> Exercise description
Starting at the line that contains "Transcribe the text in this document.", copy each line through the end of the listing below. Include both ends and output nothing more.

# # # # # # #

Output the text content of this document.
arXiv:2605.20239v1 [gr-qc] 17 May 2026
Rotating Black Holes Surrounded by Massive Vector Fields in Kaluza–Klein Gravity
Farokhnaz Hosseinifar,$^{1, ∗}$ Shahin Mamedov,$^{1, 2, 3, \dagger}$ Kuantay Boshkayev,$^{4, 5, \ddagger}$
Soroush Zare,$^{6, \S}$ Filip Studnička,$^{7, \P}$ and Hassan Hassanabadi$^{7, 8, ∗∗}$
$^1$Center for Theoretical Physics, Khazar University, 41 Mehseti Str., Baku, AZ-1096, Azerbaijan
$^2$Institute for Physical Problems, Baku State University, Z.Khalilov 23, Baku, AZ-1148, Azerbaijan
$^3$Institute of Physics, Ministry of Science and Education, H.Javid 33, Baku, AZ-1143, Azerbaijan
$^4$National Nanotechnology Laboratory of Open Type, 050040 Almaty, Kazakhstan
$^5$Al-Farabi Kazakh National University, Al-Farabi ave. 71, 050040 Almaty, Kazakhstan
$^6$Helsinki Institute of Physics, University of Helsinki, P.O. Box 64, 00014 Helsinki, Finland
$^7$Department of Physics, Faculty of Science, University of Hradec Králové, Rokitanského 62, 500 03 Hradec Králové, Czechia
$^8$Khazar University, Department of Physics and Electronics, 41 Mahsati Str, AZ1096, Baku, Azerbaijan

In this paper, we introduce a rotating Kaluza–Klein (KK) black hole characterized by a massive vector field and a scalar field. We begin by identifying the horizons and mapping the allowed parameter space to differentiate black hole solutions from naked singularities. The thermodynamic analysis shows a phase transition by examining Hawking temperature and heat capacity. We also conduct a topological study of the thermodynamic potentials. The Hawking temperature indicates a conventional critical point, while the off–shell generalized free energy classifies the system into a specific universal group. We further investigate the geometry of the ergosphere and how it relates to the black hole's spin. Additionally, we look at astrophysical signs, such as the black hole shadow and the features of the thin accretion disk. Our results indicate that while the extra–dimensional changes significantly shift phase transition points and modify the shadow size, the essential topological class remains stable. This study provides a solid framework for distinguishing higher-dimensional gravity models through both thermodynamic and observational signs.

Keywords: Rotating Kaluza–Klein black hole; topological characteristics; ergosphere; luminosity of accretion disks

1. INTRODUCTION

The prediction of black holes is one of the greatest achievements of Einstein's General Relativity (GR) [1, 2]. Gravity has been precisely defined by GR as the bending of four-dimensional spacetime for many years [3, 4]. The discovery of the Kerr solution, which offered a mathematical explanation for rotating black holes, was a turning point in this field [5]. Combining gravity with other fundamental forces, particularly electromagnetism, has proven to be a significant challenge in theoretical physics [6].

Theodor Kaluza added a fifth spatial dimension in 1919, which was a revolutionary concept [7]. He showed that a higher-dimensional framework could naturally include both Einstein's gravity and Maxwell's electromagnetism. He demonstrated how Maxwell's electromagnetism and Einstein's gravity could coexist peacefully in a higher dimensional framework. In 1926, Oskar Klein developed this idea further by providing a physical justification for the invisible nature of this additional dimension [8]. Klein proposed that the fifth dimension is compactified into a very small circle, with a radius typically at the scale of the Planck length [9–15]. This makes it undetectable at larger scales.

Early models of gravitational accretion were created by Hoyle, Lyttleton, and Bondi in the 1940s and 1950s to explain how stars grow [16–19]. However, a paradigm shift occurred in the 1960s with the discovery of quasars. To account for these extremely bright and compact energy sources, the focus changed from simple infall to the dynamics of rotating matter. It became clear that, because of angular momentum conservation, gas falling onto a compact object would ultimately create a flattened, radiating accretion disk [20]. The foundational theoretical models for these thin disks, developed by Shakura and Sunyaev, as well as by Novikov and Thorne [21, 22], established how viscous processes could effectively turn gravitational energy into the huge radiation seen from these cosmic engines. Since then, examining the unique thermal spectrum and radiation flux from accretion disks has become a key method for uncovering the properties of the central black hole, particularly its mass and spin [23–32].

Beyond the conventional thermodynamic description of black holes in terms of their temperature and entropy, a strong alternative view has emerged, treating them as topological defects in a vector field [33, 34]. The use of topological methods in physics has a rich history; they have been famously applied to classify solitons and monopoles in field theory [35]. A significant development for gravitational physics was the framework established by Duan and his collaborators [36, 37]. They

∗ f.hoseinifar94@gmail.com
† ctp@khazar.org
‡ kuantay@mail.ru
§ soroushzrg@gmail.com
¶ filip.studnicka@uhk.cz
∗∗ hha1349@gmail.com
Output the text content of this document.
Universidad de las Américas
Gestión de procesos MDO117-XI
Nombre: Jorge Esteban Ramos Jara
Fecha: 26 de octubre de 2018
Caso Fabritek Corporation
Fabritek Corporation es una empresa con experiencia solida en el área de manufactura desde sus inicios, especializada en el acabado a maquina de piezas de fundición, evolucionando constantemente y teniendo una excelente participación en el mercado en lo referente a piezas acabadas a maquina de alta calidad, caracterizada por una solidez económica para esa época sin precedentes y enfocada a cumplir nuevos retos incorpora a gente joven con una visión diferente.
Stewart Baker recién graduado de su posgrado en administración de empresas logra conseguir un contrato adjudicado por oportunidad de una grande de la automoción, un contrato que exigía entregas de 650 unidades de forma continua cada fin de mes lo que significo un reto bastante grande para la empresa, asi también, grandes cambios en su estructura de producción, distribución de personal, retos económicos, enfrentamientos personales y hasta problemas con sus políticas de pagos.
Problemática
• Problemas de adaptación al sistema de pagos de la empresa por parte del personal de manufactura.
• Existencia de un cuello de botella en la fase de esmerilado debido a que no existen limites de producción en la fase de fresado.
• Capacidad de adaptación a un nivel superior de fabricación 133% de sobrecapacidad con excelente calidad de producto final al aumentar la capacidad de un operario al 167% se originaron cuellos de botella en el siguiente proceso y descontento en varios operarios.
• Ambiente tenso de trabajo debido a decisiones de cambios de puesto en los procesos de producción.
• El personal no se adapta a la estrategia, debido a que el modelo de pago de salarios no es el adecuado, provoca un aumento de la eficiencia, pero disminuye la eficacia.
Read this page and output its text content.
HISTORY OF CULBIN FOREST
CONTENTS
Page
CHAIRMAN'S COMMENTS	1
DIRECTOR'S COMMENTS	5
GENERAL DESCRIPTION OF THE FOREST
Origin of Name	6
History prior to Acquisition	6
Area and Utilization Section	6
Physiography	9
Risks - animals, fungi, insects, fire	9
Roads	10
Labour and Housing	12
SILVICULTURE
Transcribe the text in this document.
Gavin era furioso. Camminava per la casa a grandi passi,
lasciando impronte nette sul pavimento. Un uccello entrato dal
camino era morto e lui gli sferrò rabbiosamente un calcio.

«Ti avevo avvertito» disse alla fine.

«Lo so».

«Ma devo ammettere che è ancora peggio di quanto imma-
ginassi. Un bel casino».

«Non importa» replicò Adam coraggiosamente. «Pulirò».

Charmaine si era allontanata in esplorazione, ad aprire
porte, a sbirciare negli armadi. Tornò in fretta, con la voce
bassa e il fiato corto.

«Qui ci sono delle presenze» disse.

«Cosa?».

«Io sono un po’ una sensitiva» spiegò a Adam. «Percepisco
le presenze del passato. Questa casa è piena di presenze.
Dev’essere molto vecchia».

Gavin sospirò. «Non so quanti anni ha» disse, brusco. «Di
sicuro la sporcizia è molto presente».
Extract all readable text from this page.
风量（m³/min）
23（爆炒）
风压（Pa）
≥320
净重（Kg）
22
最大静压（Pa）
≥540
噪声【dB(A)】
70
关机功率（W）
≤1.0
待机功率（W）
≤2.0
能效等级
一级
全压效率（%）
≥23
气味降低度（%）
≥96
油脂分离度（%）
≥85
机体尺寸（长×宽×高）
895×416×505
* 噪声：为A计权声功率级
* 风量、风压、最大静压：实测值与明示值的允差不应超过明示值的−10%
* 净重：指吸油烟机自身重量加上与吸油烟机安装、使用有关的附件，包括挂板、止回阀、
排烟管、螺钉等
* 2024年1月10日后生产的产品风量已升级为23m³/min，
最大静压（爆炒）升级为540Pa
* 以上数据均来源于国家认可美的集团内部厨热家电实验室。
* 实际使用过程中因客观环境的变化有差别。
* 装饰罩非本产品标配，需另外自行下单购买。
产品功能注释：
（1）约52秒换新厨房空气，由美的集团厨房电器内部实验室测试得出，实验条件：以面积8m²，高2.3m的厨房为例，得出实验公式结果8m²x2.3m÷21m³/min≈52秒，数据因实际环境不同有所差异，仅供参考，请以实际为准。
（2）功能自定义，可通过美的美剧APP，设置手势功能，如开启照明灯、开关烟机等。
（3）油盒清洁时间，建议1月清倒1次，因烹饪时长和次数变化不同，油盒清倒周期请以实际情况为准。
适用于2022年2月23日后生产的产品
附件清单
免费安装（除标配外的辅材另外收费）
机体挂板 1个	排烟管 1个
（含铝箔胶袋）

# # # # # # #

> Written response
Transcribe the text in this document.
Gavin era furioso. Camminava per la casa a grandi passi,
lasciando impronte nette sul pavimento. Un uccello entrato dal
camino era morto e lui gli sferrò rabbiosamente un calcio.

«Ti avevo avvertito» disse alla fine.

«Lo so».

«Ma devo ammettere che è ancora peggio di quanto imma-
ginassi. Un bel casino».

«Non importa» replicò Adam coraggiosamente. «Pulirò».

Charmaine si era allontanata in esplorazione, ad aprire
porte, a sbirciare negli armadi. Tornò in fretta, con la voce
bassa e il fiato corto.

«Qui ci sono delle presenze» disse.

«Cosa?».

«Io sono un po’ una sensitiva» spiegò a Adam. «Percepisco
le presenze del passato. Questa casa è piena di presenze.
Dev’essere molto vecchia».

Gavin sospirò. «Non so quanti anni ha» disse, brusco. «Di
sicuro la sporcizia è molto presente».
Extract all readable text from this page.
风量（m³/min）
23（爆炒）
风压（Pa）
≥320
净重（Kg）
22
最大静压（Pa）
≥540
噪声【dB(A)】
70
关机功率（W）
≤1.0
待机功率（W）
≤2.0
能效等级
一级
全压效率（%）
≥23
气味降低度（%）
≥96
油脂分离度（%）
≥85
机体尺寸（长×宽×高）
895×416×505
* 噪声：为A计权声功率级
* 风量、风压、最大静压：实测值与明示值的允差不应超过明示值的−10%
* 净重：指吸油烟机自身重量加上与吸油烟机安装、使用有关的附件，包括挂板、止回阀、
排烟管、螺钉等
* 2024年1月10日后生产的产品风量已升级为23m³/min，
最大静压（爆炒）升级为540Pa
* 以上数据均来源于国家认可美的集团内部厨热家电实验室。
* 实际使用过程中因客观环境的变化有差别。
* 装饰罩非本产品标配，需另外自行下单购买。
产品功能注释：
（1）约52秒换新厨房空气，由美的集团厨房电器内部实验室测试得出，实验条件：以面积8m²，高2.3m的厨房为例，得出实验公式结果8m²x2.3m÷21m³/min≈52秒，数据因实际环境不同有所差异，仅供参考，请以实际为准。
（2）功能自定义，可通过美的美剧APP，设置手势功能，如开启照明灯、开关烟机等。
（3）油盒清洁时间，建议1月清倒1次，因烹饪时长和次数变化不同，油盒清倒周期请以实际情况为准。
适用于2022年2月23日后生产的产品
附件清单
免费安装（除标配外的辅材另外收费）
机体挂板 1个	排烟管 1个
（含铝箔胶袋）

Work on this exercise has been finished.